• [Trabalho solicitado]:
Liste todos os termos em inglês do texto sobre impasses entre sócios, sem repetir nenhum.

----- Texto extraído -----

O dilema não é recente. Desde os primeiros tratados sobre o direito societário, doutrinadores destacam a importância de se estabelecer mecanismos de solução para dissensos entre sócios. No entanto, a prática mostra que, em muitos casos, os acionistas só percebem a gravidade da ausência de cláusulas de resolução de deadlock quando a situação já se tornou um xeque-mate sem saída.

Nos sistemas jurídicos de vanguarda, diversas soluções foram desenvolvidas para mitigar os efeitos do deadlock. A Russian Roulette, por exemplo, é uma cláusula que confere a um acionista o direito de fixar um preço pelo qual pretende vender suas ações ao outro, que, por sua vez, pode aceitar a aquisição ou inverter os papéis e obrigar o ofertante a vender pelo mesmo valor. Trata-se de um jogo de estratégia em que a racionalidade econômica deveria imperar, mas que pode facilmente se tornar uma armadilha para quem subestima a capacidade financeira do oponente. Em um famoso caso na Inglaterra, uma empresa de tecnologia viu seu fundador ser expulso da própria criação por um investidor que, com cofres mais profundos, simplesmente "comprou" a briga e levou todo o controle do negócio.

Não menos interessante é o Texas Shootout, na qual os acionistas fazem ofertas secretas de compra das participações um do outro, sendo que a maior proposta prevalece. Parece justo, mas há um problema: esse modelo pressupõe que ambos os lados tenham acesso a recursos financeiros semelhantes, o que nem sempre ocorre. Assim, o suposto jogo de equidade pode se tornar um palco de massacre financeiro.

----- Informações fornecidas -----

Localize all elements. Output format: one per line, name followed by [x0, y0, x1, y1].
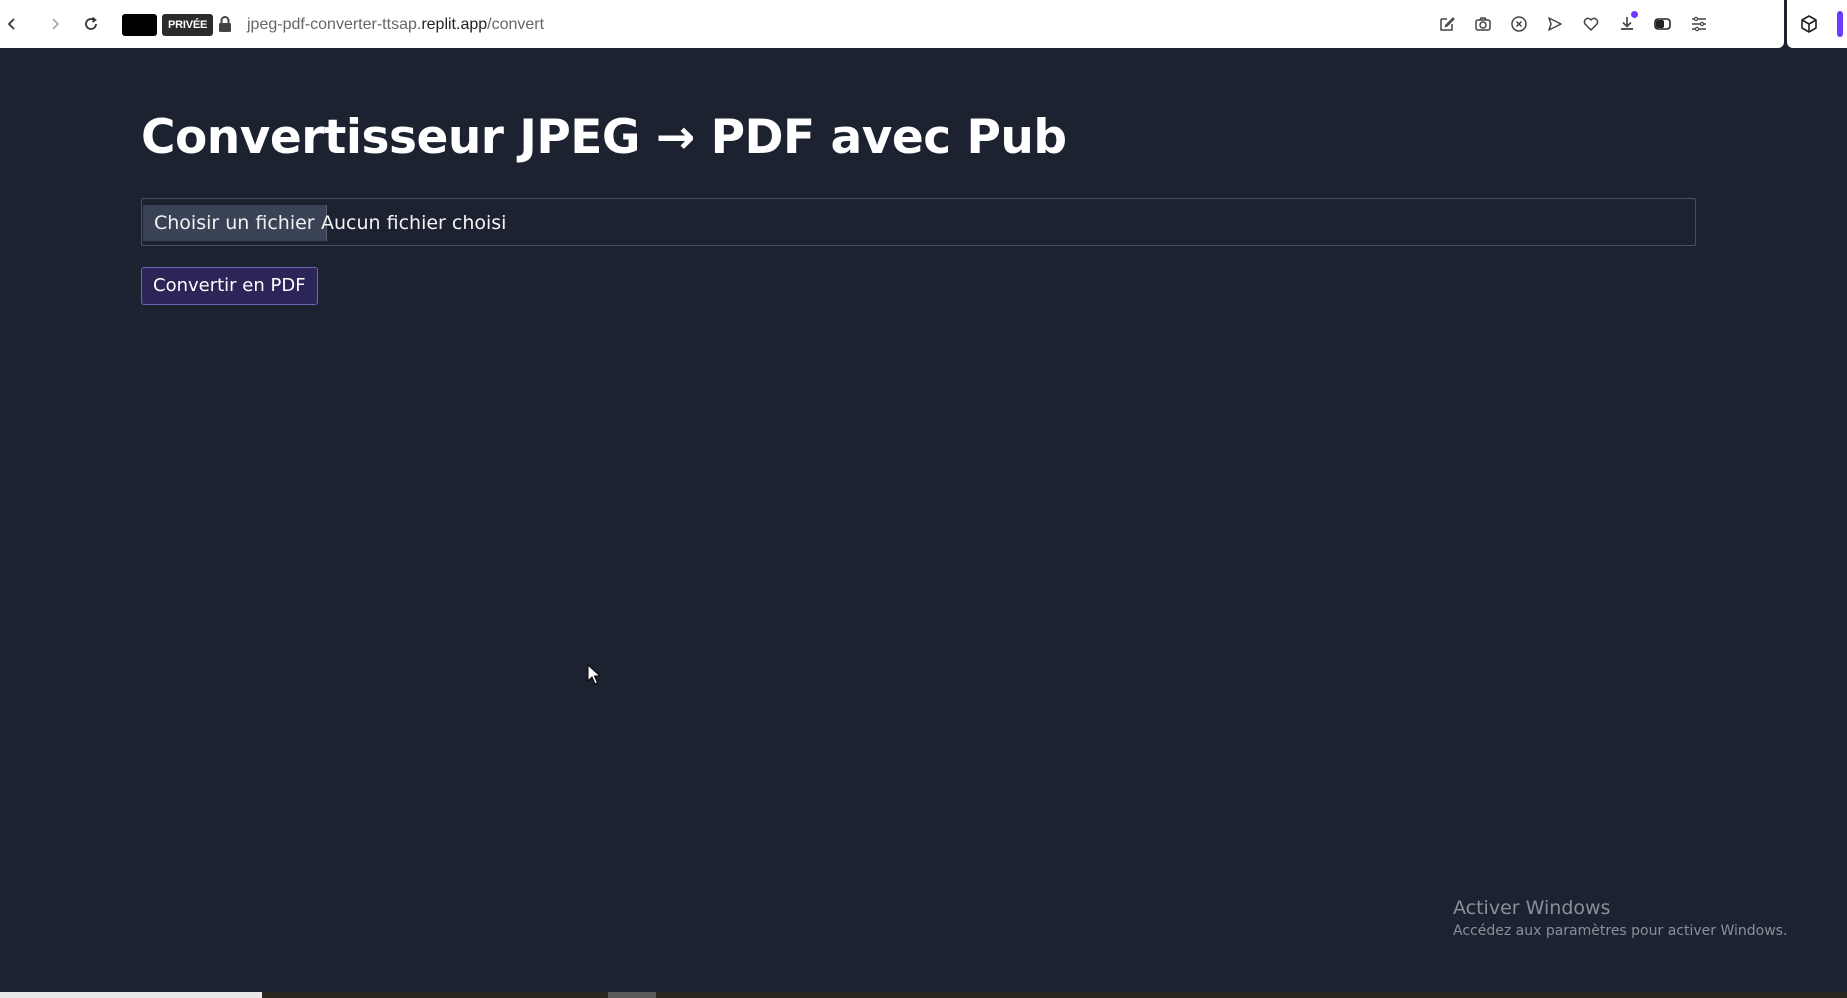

-----

• [Resposta]:
- deadlock
- Russian Roulette
- Texas Shootout